▸ **Work to complete**:
Work through the material below and count the lines holding the word "document"; give that count and nothing more.

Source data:
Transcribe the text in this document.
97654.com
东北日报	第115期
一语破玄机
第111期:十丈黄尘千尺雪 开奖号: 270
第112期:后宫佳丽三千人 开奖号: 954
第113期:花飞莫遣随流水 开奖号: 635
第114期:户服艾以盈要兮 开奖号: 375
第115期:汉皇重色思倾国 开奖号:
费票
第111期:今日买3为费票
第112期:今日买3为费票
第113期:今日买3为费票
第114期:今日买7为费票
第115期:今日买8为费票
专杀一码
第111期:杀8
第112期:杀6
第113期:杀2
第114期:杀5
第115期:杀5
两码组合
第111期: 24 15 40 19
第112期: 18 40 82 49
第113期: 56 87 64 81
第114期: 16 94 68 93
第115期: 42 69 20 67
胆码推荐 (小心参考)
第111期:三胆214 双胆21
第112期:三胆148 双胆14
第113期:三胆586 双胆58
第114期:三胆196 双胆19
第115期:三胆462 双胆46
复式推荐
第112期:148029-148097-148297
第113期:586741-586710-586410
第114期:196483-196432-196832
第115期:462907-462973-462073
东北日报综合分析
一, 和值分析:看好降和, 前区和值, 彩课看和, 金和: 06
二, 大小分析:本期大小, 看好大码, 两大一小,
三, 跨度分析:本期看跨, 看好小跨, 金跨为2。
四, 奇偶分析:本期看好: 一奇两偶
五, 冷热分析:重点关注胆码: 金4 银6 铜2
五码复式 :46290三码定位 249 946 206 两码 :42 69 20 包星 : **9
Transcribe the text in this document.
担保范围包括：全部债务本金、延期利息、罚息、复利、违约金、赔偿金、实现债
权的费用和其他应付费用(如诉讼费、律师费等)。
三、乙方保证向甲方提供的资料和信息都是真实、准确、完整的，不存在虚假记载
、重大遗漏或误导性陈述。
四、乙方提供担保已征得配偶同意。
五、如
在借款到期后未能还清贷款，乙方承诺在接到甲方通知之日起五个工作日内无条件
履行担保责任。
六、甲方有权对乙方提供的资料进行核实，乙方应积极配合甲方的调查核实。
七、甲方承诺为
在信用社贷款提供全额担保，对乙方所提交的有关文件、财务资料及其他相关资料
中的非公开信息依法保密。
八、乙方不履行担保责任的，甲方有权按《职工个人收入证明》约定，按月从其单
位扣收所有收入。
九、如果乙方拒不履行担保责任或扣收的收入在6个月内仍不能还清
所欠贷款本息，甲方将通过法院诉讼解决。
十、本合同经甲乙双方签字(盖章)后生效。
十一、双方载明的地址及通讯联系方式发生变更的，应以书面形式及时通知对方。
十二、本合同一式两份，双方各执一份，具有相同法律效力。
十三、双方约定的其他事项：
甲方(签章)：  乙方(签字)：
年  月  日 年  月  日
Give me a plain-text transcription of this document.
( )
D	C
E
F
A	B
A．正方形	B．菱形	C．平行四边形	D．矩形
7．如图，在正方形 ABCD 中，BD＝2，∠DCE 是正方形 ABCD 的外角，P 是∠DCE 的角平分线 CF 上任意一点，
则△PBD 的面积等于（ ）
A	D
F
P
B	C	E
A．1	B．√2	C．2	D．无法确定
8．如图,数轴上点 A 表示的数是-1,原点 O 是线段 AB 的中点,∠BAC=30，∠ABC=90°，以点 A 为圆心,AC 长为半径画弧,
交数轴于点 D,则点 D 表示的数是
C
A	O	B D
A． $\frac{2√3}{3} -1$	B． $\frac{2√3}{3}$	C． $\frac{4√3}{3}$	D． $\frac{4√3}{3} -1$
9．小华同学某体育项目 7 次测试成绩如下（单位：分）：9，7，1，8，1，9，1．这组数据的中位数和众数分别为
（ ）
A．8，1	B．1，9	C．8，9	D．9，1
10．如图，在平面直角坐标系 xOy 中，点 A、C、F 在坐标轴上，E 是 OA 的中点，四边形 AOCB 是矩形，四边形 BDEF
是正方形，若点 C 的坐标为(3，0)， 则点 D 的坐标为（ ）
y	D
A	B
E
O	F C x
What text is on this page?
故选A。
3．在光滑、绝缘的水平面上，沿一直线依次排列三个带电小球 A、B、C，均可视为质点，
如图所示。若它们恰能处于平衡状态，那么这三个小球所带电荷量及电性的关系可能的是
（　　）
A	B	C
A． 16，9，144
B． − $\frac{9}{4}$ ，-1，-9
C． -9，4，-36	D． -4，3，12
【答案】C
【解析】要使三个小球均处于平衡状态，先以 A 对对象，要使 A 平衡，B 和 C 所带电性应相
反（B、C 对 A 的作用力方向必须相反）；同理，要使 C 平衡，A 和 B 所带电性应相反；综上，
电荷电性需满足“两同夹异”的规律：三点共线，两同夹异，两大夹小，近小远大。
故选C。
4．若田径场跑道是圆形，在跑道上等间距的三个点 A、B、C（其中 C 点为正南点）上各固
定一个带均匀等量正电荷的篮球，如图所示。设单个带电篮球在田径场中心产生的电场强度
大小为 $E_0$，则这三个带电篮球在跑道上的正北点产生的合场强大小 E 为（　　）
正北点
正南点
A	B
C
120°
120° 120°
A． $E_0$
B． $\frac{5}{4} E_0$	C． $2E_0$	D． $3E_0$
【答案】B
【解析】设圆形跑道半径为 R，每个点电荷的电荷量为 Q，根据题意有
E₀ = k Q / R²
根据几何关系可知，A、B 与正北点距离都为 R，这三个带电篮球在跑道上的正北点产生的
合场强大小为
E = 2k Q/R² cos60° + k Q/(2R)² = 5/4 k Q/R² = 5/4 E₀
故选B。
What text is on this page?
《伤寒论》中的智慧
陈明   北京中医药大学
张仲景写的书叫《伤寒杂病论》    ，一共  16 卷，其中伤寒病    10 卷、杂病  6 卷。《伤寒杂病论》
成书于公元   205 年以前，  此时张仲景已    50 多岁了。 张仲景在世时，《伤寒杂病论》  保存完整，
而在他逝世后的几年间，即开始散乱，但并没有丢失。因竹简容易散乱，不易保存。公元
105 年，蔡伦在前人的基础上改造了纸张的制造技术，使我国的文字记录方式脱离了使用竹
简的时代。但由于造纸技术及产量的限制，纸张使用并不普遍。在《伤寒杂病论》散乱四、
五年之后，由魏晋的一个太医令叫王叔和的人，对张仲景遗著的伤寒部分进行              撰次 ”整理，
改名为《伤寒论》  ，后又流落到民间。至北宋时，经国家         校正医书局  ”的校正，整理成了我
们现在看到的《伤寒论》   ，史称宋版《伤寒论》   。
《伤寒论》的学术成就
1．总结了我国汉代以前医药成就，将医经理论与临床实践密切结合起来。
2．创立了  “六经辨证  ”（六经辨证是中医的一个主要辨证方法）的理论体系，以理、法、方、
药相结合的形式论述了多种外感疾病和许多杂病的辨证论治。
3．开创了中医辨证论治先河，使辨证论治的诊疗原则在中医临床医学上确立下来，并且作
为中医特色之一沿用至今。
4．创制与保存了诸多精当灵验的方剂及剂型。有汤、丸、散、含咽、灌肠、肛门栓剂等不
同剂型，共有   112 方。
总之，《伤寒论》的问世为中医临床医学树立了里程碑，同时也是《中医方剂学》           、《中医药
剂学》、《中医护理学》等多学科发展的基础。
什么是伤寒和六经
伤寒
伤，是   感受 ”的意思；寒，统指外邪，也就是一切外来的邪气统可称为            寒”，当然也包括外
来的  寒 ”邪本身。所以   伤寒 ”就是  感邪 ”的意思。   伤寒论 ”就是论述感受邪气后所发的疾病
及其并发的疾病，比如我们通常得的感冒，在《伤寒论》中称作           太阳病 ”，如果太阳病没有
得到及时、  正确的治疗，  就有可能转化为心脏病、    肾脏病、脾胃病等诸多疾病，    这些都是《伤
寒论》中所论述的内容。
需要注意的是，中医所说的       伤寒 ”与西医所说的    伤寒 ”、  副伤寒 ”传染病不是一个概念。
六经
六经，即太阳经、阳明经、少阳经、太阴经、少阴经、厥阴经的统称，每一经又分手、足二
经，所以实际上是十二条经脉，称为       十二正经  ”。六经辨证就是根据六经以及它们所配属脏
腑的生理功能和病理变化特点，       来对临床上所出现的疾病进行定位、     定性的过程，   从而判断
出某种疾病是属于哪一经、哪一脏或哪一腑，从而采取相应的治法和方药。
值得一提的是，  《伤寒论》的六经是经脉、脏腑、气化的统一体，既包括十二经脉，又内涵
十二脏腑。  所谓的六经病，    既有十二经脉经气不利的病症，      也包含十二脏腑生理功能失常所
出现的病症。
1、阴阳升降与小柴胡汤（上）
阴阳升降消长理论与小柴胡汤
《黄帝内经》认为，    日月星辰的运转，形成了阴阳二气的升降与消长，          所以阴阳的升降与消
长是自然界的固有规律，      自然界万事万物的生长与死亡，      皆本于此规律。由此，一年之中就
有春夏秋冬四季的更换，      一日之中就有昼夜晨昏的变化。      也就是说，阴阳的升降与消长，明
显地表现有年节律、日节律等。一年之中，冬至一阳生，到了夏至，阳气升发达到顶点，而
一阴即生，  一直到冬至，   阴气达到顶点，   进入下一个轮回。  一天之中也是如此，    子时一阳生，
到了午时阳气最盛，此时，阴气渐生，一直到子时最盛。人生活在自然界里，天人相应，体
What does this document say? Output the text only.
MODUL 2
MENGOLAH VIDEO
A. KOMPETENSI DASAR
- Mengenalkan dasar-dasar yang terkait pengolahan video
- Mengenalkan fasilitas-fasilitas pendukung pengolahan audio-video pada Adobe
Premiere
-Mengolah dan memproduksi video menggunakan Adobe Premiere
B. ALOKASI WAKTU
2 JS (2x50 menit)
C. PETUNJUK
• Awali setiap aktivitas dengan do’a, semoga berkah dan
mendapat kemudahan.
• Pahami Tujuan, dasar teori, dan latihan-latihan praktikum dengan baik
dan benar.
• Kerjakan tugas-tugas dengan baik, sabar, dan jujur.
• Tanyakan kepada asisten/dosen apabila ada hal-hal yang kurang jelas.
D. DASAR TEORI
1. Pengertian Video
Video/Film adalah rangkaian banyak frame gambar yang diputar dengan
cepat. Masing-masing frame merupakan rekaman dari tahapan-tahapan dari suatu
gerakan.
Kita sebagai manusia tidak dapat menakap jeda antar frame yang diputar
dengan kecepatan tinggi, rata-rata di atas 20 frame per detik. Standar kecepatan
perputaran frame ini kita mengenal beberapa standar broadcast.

▸ **Result for this task**:
4